= WHAT YOU NEED TO DO =
Say how many lines in the data below contain the word "this", and give no other text.

= GIVEN DATA =
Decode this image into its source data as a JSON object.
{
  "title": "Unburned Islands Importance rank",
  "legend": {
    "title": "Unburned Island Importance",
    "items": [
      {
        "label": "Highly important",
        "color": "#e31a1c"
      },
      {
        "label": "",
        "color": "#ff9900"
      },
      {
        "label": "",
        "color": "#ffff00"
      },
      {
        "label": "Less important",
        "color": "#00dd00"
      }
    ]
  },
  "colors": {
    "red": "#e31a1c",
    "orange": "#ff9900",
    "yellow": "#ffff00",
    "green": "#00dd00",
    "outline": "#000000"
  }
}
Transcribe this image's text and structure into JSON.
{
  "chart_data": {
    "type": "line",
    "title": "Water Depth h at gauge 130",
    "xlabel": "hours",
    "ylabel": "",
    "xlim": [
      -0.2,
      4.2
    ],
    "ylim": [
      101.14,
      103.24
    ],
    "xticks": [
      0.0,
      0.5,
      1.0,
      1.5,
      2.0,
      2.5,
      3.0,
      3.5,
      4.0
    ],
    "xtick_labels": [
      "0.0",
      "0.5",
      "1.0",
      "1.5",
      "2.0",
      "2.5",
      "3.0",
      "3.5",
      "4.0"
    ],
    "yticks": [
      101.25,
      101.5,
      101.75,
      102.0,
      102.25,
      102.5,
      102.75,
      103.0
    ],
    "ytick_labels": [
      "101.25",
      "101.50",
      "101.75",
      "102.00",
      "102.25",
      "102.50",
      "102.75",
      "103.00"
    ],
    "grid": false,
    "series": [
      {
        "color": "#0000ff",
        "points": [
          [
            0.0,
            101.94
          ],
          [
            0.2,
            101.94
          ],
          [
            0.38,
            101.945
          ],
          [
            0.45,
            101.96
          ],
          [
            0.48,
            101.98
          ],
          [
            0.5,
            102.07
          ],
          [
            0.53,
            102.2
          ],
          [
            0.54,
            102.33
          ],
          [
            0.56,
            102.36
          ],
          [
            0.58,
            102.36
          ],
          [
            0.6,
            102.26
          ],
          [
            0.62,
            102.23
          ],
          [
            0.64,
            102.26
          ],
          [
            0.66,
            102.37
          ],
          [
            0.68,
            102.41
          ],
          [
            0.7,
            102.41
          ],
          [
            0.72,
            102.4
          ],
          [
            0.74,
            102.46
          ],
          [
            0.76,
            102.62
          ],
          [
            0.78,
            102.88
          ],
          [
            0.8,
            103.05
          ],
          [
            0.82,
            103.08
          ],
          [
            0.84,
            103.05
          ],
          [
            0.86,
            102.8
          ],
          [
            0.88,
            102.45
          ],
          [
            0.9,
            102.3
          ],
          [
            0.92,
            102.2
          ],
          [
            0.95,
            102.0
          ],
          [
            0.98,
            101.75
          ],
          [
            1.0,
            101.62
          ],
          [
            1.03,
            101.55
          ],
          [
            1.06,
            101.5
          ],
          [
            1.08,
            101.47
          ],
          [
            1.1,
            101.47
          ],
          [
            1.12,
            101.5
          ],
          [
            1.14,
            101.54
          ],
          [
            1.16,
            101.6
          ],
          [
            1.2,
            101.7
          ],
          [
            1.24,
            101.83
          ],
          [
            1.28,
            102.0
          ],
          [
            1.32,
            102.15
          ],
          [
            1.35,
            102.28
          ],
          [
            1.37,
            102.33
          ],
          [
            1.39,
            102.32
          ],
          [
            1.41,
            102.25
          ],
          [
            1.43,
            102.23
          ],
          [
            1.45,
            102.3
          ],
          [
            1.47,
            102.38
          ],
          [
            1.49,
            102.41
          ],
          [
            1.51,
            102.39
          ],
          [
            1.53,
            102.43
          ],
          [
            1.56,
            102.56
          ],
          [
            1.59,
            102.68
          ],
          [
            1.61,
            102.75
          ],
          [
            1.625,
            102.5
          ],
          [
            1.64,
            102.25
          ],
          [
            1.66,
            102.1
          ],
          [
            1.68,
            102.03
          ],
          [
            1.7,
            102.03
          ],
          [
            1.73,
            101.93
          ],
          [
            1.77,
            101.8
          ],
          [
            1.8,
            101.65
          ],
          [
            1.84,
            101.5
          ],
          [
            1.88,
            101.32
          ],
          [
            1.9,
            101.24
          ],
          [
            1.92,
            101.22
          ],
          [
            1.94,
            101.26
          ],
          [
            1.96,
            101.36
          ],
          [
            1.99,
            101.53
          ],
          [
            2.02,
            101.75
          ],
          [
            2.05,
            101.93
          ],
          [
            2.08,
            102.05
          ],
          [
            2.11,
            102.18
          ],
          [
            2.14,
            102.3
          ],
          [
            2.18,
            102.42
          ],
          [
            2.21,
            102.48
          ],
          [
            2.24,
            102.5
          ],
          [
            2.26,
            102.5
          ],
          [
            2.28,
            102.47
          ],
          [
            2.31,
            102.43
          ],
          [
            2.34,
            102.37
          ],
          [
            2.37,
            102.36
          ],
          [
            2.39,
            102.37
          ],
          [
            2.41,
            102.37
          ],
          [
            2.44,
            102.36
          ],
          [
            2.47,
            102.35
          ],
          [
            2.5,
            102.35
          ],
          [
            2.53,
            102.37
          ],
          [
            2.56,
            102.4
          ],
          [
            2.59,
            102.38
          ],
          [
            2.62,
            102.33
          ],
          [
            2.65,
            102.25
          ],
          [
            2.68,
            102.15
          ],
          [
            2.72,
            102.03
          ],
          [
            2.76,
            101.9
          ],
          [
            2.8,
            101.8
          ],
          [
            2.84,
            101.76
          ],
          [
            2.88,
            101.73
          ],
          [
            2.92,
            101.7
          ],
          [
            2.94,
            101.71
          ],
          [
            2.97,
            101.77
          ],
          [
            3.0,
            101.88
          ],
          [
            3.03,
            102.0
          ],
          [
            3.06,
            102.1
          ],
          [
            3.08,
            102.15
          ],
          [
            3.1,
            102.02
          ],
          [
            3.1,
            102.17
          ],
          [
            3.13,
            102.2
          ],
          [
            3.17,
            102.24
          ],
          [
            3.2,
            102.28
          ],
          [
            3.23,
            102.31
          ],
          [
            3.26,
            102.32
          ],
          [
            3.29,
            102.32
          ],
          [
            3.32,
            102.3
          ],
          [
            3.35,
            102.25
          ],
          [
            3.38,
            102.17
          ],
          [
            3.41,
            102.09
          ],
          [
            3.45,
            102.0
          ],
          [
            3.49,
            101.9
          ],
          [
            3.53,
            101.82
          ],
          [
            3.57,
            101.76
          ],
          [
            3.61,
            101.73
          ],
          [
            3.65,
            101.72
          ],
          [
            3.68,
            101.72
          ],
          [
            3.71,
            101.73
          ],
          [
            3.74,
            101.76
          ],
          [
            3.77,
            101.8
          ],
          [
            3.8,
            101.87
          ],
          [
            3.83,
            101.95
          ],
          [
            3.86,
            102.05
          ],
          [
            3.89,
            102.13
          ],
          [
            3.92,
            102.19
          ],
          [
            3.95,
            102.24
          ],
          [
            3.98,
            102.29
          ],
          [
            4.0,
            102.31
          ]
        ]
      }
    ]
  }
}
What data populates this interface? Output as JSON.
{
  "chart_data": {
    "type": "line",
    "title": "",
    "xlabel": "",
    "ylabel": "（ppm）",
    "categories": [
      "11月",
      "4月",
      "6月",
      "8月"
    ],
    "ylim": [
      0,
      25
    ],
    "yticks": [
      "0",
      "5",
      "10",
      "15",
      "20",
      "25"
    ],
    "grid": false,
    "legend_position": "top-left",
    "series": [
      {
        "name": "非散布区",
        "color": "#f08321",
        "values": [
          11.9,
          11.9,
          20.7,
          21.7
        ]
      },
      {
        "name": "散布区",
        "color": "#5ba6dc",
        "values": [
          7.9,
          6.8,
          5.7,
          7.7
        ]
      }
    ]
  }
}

= RESULT OF THE EXERCISE =
3